PROBLEM DETAILS: Copy the data below exactly.

Recorded data

+++

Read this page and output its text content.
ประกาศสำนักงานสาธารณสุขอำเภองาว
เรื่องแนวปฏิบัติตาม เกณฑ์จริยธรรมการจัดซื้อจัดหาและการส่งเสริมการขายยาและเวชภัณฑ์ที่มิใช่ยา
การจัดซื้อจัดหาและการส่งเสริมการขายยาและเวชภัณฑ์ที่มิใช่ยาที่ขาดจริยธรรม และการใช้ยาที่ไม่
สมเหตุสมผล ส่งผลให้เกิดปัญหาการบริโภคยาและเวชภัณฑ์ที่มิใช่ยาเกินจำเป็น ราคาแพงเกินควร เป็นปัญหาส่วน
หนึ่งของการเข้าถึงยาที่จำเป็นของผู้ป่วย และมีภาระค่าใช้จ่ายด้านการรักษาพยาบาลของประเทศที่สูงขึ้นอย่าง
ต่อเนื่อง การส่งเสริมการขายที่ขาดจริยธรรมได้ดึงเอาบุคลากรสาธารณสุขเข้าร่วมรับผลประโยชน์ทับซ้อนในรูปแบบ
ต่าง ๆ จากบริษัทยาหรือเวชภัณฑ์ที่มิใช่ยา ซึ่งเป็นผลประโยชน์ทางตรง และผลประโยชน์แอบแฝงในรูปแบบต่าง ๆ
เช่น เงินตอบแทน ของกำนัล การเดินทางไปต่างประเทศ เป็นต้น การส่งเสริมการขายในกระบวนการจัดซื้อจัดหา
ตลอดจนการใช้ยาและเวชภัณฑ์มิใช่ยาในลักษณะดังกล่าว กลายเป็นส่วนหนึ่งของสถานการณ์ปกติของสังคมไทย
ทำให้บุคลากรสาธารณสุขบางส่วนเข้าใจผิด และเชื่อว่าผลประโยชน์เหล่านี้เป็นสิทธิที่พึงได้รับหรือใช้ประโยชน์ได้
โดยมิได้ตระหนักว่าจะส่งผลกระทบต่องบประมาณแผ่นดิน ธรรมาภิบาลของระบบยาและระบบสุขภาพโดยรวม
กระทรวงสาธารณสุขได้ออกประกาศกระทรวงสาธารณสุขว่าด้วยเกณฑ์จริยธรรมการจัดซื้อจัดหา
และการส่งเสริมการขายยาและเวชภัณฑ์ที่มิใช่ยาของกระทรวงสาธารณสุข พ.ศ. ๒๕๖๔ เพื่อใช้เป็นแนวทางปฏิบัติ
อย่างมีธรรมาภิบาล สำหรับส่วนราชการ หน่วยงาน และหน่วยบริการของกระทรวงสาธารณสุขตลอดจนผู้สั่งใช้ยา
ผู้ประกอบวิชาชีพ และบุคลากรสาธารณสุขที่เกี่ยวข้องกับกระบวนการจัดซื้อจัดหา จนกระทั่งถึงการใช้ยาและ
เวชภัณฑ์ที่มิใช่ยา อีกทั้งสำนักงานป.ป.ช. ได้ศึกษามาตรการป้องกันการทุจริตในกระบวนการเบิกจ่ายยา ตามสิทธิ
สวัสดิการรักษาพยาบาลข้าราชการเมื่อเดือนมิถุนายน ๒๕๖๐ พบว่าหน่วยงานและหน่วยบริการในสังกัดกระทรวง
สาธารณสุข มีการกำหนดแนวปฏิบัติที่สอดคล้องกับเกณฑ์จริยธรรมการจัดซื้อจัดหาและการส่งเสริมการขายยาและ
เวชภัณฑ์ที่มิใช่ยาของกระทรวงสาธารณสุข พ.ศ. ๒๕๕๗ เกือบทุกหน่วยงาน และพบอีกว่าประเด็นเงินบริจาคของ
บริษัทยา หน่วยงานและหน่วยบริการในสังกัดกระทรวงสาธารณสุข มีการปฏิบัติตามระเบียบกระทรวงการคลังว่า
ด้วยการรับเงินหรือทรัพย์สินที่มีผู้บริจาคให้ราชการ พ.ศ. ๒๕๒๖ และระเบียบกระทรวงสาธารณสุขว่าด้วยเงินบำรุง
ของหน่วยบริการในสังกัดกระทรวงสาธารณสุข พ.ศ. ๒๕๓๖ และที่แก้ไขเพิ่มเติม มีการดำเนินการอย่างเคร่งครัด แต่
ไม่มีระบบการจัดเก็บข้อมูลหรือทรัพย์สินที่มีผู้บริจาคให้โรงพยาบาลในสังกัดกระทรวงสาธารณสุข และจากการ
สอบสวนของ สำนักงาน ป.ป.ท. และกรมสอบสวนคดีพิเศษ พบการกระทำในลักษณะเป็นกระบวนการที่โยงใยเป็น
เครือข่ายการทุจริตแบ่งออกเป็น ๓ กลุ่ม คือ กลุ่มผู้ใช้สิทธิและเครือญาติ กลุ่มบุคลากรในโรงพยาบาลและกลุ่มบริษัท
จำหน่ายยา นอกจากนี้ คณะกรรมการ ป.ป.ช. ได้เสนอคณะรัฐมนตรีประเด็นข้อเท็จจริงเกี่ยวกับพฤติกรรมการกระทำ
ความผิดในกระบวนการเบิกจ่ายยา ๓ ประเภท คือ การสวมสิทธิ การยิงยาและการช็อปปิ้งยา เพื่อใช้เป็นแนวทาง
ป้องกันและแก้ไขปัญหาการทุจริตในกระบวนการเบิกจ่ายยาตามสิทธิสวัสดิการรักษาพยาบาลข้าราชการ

+++

TASK OUTPUT:
Read this page and output its text content.
ประกาศสำนักงานสาธารณสุขอำเภองาว
เรื่องแนวปฏิบัติตาม เกณฑ์จริยธรรมการจัดซื้อจัดหาและการส่งเสริมการขายยาและเวชภัณฑ์ที่มิใช่ยา
การจัดซื้อจัดหาและการส่งเสริมการขายยาและเวชภัณฑ์ที่มิใช่ยาที่ขาดจริยธรรม และการใช้ยาที่ไม่
สมเหตุสมผล ส่งผลให้เกิดปัญหาการบริโภคยาและเวชภัณฑ์ที่มิใช่ยาเกินจำเป็น ราคาแพงเกินควร เป็นปัญหาส่วน
หนึ่งของการเข้าถึงยาที่จำเป็นของผู้ป่วย และมีภาระค่าใช้จ่ายด้านการรักษาพยาบาลของประเทศที่สูงขึ้นอย่าง
ต่อเนื่อง การส่งเสริมการขายที่ขาดจริยธรรมได้ดึงเอาบุคลากรสาธารณสุขเข้าร่วมรับผลประโยชน์ทับซ้อนในรูปแบบ
ต่าง ๆ จากบริษัทยาหรือเวชภัณฑ์ที่มิใช่ยา ซึ่งเป็นผลประโยชน์ทางตรง และผลประโยชน์แอบแฝงในรูปแบบต่าง ๆ
เช่น เงินตอบแทน ของกำนัล การเดินทางไปต่างประเทศ เป็นต้น การส่งเสริมการขายในกระบวนการจัดซื้อจัดหา
ตลอดจนการใช้ยาและเวชภัณฑ์มิใช่ยาในลักษณะดังกล่าว กลายเป็นส่วนหนึ่งของสถานการณ์ปกติของสังคมไทย
ทำให้บุคลากรสาธารณสุขบางส่วนเข้าใจผิด และเชื่อว่าผลประโยชน์เหล่านี้เป็นสิทธิที่พึงได้รับหรือใช้ประโยชน์ได้
โดยมิได้ตระหนักว่าจะส่งผลกระทบต่องบประมาณแผ่นดิน ธรรมาภิบาลของระบบยาและระบบสุขภาพโดยรวม
กระทรวงสาธารณสุขได้ออกประกาศกระทรวงสาธารณสุขว่าด้วยเกณฑ์จริยธรรมการจัดซื้อจัดหา
และการส่งเสริมการขายยาและเวชภัณฑ์ที่มิใช่ยาของกระทรวงสาธารณสุข พ.ศ. ๒๕๖๔ เพื่อใช้เป็นแนวทางปฏิบัติ
อย่างมีธรรมาภิบาล สำหรับส่วนราชการ หน่วยงาน และหน่วยบริการของกระทรวงสาธารณสุขตลอดจนผู้สั่งใช้ยา
ผู้ประกอบวิชาชีพ และบุคลากรสาธารณสุขที่เกี่ยวข้องกับกระบวนการจัดซื้อจัดหา จนกระทั่งถึงการใช้ยาและ
เวชภัณฑ์ที่มิใช่ยา อีกทั้งสำนักงานป.ป.ช. ได้ศึกษามาตรการป้องกันการทุจริตในกระบวนการเบิกจ่ายยา ตามสิทธิ
สวัสดิการรักษาพยาบาลข้าราชการเมื่อเดือนมิถุนายน ๒๕๖๐ พบว่าหน่วยงานและหน่วยบริการในสังกัดกระทรวง
สาธารณสุข มีการกำหนดแนวปฏิบัติที่สอดคล้องกับเกณฑ์จริยธรรมการจัดซื้อจัดหาและการส่งเสริมการขายยาและ
เวชภัณฑ์ที่มิใช่ยาของกระทรวงสาธารณสุข พ.ศ. ๒๕๕๗ เกือบทุกหน่วยงาน และพบอีกว่าประเด็นเงินบริจาคของ
บริษัทยา หน่วยงานและหน่วยบริการในสังกัดกระทรวงสาธารณสุข มีการปฏิบัติตามระเบียบกระทรวงการคลังว่า
ด้วยการรับเงินหรือทรัพย์สินที่มีผู้บริจาคให้ราชการ พ.ศ. ๒๕๒๖ และระเบียบกระทรวงสาธารณสุขว่าด้วยเงินบำรุง
ของหน่วยบริการในสังกัดกระทรวงสาธารณสุข พ.ศ. ๒๕๓๖ และที่แก้ไขเพิ่มเติม มีการดำเนินการอย่างเคร่งครัด แต่
ไม่มีระบบการจัดเก็บข้อมูลหรือทรัพย์สินที่มีผู้บริจาคให้โรงพยาบาลในสังกัดกระทรวงสาธารณสุข และจากการ
สอบสวนของ สำนักงาน ป.ป.ท. และกรมสอบสวนคดีพิเศษ พบการกระทำในลักษณะเป็นกระบวนการที่โยงใยเป็น
เครือข่ายการทุจริตแบ่งออกเป็น ๓ กลุ่ม คือ กลุ่มผู้ใช้สิทธิและเครือญาติ กลุ่มบุคลากรในโรงพยาบาลและกลุ่มบริษัท
จำหน่ายยา นอกจากนี้ คณะกรรมการ ป.ป.ช. ได้เสนอคณะรัฐมนตรีประเด็นข้อเท็จจริงเกี่ยวกับพฤติกรรมการกระทำ
ความผิดในกระบวนการเบิกจ่ายยา ๓ ประเภท คือ การสวมสิทธิ การยิงยาและการช็อปปิ้งยา เพื่อใช้เป็นแนวทาง
ป้องกันและแก้ไขปัญหาการทุจริตในกระบวนการเบิกจ่ายยาตามสิทธิสวัสดิการรักษาพยาบาลข้าราชการ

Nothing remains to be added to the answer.